- **WORK TO COMPLETE**
Extract all records. Keep each one exact.

═══ DATASET ═══

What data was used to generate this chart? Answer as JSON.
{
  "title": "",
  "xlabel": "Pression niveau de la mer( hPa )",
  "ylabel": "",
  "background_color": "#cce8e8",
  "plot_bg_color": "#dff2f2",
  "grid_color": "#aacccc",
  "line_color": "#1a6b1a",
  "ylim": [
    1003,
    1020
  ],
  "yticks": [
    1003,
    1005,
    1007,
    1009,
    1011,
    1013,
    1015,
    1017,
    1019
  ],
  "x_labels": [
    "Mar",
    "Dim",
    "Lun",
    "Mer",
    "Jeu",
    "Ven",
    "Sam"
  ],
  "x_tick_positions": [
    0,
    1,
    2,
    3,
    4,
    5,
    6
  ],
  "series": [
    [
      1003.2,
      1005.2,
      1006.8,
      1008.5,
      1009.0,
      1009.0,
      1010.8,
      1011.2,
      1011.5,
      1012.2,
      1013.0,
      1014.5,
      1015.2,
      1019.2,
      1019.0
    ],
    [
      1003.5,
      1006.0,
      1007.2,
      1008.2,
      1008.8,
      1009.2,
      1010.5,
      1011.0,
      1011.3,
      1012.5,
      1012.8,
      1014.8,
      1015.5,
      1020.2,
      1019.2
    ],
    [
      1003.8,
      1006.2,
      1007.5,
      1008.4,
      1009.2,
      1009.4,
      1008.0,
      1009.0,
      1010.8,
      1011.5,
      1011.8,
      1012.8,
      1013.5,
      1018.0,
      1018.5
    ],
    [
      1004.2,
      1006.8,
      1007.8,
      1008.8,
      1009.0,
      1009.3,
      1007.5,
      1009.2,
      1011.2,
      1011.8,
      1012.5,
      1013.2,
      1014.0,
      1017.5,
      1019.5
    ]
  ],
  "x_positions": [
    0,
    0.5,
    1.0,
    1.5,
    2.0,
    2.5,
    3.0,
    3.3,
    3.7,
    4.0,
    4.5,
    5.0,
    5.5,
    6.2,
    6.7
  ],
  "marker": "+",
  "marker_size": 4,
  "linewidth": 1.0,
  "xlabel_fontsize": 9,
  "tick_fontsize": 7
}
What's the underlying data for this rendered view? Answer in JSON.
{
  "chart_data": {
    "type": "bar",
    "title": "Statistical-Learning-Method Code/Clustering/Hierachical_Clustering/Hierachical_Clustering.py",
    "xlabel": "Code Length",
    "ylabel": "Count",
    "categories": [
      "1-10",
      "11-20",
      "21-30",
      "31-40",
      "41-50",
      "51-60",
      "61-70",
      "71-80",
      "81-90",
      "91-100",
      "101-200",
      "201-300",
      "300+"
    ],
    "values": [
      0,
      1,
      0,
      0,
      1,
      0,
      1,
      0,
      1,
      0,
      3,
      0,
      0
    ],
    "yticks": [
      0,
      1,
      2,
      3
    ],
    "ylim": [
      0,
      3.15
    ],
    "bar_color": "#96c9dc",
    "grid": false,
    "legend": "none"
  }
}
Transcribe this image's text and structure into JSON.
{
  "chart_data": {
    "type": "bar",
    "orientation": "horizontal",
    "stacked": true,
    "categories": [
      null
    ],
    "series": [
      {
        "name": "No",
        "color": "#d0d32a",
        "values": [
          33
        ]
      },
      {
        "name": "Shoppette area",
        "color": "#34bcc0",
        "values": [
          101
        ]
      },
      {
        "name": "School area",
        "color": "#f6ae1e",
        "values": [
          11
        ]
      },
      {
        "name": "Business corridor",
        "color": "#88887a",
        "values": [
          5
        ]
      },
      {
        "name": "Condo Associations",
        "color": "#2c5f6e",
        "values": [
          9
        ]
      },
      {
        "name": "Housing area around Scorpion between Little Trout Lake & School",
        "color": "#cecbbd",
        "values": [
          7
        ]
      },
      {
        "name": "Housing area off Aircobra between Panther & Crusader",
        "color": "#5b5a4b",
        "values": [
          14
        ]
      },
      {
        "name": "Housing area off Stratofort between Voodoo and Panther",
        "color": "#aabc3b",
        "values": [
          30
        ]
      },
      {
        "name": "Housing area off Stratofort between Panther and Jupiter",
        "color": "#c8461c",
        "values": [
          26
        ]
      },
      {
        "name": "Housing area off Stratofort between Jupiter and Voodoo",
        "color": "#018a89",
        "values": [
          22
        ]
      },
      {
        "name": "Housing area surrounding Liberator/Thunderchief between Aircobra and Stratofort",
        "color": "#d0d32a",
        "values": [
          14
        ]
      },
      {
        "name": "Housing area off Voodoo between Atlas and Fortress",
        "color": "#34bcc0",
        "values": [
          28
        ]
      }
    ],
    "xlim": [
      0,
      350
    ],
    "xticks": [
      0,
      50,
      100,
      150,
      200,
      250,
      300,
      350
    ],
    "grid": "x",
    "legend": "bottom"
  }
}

═══

- **WORKED SOLUTION**
What data was used to generate this chart? Answer as JSON.
{
  "title": "",
  "xlabel": "Pression niveau de la mer( hPa )",
  "ylabel": "",
  "background_color": "#cce8e8",
  "plot_bg_color": "#dff2f2",
  "grid_color": "#aacccc",
  "line_color": "#1a6b1a",
  "ylim": [
    1003,
    1020
  ],
  "yticks": [
    1003,
    1005,
    1007,
    1009,
    1011,
    1013,
    1015,
    1017,
    1019
  ],
  "x_labels": [
    "Mar",
    "Dim",
    "Lun",
    "Mer",
    "Jeu",
    "Ven",
    "Sam"
  ],
  "x_tick_positions": [
    0,
    1,
    2,
    3,
    4,
    5,
    6
  ],
  "series": [
    [
      1003.2,
      1005.2,
      1006.8,
      1008.5,
      1009.0,
      1009.0,
      1010.8,
      1011.2,
      1011.5,
      1012.2,
      1013.0,
      1014.5,
      1015.2,
      1019.2,
      1019.0
    ],
    [
      1003.5,
      1006.0,
      1007.2,
      1008.2,
      1008.8,
      1009.2,
      1010.5,
      1011.0,
      1011.3,
      1012.5,
      1012.8,
      1014.8,
      1015.5,
      1020.2,
      1019.2
    ],
    [
      1003.8,
      1006.2,
      1007.5,
      1008.4,
      1009.2,
      1009.4,
      1008.0,
      1009.0,
      1010.8,
      1011.5,
      1011.8,
      1012.8,
      1013.5,
      1018.0,
      1018.5
    ],
    [
      1004.2,
      1006.8,
      1007.8,
      1008.8,
      1009.0,
      1009.3,
      1007.5,
      1009.2,
      1011.2,
      1011.8,
      1012.5,
      1013.2,
      1014.0,
      1017.5,
      1019.5
    ]
  ],
  "x_positions": [
    0,
    0.5,
    1.0,
    1.5,
    2.0,
    2.5,
    3.0,
    3.3,
    3.7,
    4.0,
    4.5,
    5.0,
    5.5,
    6.2,
    6.7
  ],
  "marker": "+",
  "marker_size": 4,
  "linewidth": 1.0,
  "xlabel_fontsize": 9,
  "tick_fontsize": 7
}
What's the underlying data for this rendered view? Answer in JSON.
{
  "chart_data": {
    "type": "bar",
    "title": "Statistical-Learning-Method Code/Clustering/Hierachical_Clustering/Hierachical_Clustering.py",
    "xlabel": "Code Length",
    "ylabel": "Count",
    "categories": [
      "1-10",
      "11-20",
      "21-30",
      "31-40",
      "41-50",
      "51-60",
      "61-70",
      "71-80",
      "81-90",
      "91-100",
      "101-200",
      "201-300",
      "300+"
    ],
    "values": [
      0,
      1,
      0,
      0,
      1,
      0,
      1,
      0,
      1,
      0,
      3,
      0,
      0
    ],
    "yticks": [
      0,
      1,
      2,
      3
    ],
    "ylim": [
      0,
      3.15
    ],
    "bar_color": "#96c9dc",
    "grid": false,
    "legend": "none"
  }
}
Transcribe this image's text and structure into JSON.
{
  "chart_data": {
    "type": "bar",
    "orientation": "horizontal",
    "stacked": true,
    "categories": [
      null
    ],
    "series": [
      {
        "name": "No",
        "color": "#d0d32a",
        "values": [
          33
        ]
      },
      {
        "name": "Shoppette area",
        "color": "#34bcc0",
        "values": [
          101
        ]
      },
      {
        "name": "School area",
        "color": "#f6ae1e",
        "values": [
          11
        ]
      },
      {
        "name": "Business corridor",
        "color": "#88887a",
        "values": [
          5
        ]
      },
      {
        "name": "Condo Associations",
        "color": "#2c5f6e",
        "values": [
          9
        ]
      },
      {
        "name": "Housing area around Scorpion between Little Trout Lake & School",
        "color": "#cecbbd",
        "values": [
          7
        ]
      },
      {
        "name": "Housing area off Aircobra between Panther & Crusader",
        "color": "#5b5a4b",
        "values": [
          14
        ]
      },
      {
        "name": "Housing area off Stratofort between Voodoo and Panther",
        "color": "#aabc3b",
        "values": [
          30
        ]
      },
      {
        "name": "Housing area off Stratofort between Panther and Jupiter",
        "color": "#c8461c",
        "values": [
          26
        ]
      },
      {
        "name": "Housing area off Stratofort between Jupiter and Voodoo",
        "color": "#018a89",
        "values": [
          22
        ]
      },
      {
        "name": "Housing area surrounding Liberator/Thunderchief between Aircobra and Stratofort",
        "color": "#d0d32a",
        "values": [
          14
        ]
      },
      {
        "name": "Housing area off Voodoo between Atlas and Fortress",
        "color": "#34bcc0",
        "values": [
          28
        ]
      }
    ],
    "xlim": [
      0,
      350
    ],
    "xticks": [
      0,
      50,
      100,
      150,
      200,
      250,
      300,
      350
    ],
    "grid": "x",
    "legend": "bottom"
  }
}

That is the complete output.